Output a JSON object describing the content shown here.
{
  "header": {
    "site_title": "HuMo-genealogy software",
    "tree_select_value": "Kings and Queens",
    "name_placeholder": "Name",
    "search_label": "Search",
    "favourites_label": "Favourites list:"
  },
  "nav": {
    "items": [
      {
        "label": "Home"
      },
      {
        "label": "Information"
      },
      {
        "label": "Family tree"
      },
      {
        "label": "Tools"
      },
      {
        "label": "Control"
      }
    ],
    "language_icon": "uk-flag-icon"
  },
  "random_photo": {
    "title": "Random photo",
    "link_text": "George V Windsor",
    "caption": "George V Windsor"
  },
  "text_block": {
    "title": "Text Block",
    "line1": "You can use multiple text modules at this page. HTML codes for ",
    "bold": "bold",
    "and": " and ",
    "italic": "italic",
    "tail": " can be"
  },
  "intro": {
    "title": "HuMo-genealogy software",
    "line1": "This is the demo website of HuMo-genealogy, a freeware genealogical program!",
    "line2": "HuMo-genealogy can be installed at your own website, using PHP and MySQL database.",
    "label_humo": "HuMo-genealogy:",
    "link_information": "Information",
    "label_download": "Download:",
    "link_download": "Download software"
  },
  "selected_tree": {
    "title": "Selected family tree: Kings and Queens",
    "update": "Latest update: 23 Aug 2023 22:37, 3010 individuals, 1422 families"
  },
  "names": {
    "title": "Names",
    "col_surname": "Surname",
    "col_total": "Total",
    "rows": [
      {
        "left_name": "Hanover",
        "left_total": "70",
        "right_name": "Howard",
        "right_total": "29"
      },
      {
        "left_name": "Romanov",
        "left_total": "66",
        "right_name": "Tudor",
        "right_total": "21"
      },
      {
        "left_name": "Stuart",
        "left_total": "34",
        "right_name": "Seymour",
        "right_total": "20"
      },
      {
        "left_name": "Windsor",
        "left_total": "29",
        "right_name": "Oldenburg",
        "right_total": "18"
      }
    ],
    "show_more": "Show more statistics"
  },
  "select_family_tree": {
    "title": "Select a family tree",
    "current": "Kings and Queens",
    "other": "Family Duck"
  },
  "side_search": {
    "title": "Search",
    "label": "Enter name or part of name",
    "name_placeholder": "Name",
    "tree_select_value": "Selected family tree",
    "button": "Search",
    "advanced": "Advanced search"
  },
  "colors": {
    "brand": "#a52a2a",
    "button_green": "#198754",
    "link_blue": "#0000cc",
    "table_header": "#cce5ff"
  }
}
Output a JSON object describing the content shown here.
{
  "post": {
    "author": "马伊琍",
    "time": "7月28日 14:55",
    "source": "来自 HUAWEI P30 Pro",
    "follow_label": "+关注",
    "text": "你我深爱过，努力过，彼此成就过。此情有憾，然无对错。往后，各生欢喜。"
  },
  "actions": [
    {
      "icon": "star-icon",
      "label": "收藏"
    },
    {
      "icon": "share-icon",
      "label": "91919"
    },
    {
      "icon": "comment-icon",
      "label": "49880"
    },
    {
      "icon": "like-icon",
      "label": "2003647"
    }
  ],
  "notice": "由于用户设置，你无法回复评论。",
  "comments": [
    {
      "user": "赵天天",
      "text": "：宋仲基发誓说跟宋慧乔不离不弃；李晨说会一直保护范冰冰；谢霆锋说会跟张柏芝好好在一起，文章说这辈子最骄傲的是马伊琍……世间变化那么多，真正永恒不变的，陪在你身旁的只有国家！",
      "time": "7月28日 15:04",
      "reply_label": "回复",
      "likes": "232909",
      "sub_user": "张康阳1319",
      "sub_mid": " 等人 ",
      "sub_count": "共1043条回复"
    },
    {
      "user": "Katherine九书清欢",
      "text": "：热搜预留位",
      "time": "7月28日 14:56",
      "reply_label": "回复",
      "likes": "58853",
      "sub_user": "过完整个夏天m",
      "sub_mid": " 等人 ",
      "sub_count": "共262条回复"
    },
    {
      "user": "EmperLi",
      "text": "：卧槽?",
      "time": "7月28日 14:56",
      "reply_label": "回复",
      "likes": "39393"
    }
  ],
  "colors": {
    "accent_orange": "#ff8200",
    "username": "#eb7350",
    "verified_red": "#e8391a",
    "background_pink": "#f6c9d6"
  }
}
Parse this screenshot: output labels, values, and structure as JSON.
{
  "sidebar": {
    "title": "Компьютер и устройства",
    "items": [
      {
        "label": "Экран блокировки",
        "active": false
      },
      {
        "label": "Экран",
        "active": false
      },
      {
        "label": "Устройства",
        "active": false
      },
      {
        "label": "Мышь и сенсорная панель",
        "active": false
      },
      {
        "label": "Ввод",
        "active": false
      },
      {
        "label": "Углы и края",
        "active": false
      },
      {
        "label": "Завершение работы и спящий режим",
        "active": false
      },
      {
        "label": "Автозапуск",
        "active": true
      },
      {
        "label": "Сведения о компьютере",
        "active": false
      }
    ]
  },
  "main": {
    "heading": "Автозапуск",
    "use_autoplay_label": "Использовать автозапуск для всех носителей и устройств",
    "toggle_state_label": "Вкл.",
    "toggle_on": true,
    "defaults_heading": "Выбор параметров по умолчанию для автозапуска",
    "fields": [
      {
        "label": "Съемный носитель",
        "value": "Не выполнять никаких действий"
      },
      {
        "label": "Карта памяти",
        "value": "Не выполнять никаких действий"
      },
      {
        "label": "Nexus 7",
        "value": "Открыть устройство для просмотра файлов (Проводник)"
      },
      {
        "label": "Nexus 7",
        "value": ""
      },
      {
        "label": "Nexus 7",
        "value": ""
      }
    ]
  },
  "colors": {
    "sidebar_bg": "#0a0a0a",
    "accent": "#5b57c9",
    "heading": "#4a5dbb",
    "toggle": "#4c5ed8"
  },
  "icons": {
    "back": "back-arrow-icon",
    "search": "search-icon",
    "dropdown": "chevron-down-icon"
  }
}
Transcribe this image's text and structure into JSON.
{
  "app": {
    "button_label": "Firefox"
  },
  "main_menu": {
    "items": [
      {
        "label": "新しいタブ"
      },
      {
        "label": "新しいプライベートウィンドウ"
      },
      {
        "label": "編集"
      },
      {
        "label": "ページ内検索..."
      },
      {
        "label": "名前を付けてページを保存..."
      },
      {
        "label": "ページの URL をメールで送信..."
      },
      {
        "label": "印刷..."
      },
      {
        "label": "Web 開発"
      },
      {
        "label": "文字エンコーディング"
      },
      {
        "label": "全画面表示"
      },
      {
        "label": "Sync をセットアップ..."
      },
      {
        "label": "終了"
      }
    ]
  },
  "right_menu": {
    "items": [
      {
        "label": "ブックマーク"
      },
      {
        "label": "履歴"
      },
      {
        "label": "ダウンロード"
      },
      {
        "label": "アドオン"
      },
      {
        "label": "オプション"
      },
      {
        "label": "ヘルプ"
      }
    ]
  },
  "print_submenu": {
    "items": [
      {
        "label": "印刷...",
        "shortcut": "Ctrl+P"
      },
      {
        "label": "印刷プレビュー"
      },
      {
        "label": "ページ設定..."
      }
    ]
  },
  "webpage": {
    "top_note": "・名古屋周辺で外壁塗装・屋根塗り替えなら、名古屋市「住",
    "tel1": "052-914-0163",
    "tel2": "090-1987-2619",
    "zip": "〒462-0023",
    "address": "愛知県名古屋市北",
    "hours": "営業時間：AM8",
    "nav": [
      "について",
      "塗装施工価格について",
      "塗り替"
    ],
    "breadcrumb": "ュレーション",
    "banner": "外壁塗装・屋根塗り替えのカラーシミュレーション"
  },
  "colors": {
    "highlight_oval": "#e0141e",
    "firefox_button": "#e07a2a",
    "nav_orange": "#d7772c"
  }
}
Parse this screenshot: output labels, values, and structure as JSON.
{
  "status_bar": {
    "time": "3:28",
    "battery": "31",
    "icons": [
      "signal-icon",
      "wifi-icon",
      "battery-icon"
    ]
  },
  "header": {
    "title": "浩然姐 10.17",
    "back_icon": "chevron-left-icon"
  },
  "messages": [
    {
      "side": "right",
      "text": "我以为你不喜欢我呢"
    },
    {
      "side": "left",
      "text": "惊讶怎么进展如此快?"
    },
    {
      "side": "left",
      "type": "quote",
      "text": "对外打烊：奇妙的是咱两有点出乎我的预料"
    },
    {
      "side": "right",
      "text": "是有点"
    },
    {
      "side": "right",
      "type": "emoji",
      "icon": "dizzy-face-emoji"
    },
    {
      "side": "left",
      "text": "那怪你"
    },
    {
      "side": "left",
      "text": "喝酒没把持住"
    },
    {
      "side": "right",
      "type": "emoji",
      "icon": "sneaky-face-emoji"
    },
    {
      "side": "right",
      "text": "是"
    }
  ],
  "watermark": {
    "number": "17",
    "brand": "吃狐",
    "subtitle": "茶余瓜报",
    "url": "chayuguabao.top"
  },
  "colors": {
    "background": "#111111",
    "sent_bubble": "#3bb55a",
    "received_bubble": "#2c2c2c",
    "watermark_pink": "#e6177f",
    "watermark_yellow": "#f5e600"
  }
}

Exercise aim — Scan the material for lines with the word "genealogy", and copy each line you find.

Written answer —
    "site_title": "HuMo-genealogy software",
    "title": "HuMo-genealogy software",
    "line1": "This is the demo website of HuMo-genealogy, a freeware genealogical program!",
    "line2": "HuMo-genealogy can be installed at your own website, using PHP and MySQL database.",
    "label_humo": "HuMo-genealogy:",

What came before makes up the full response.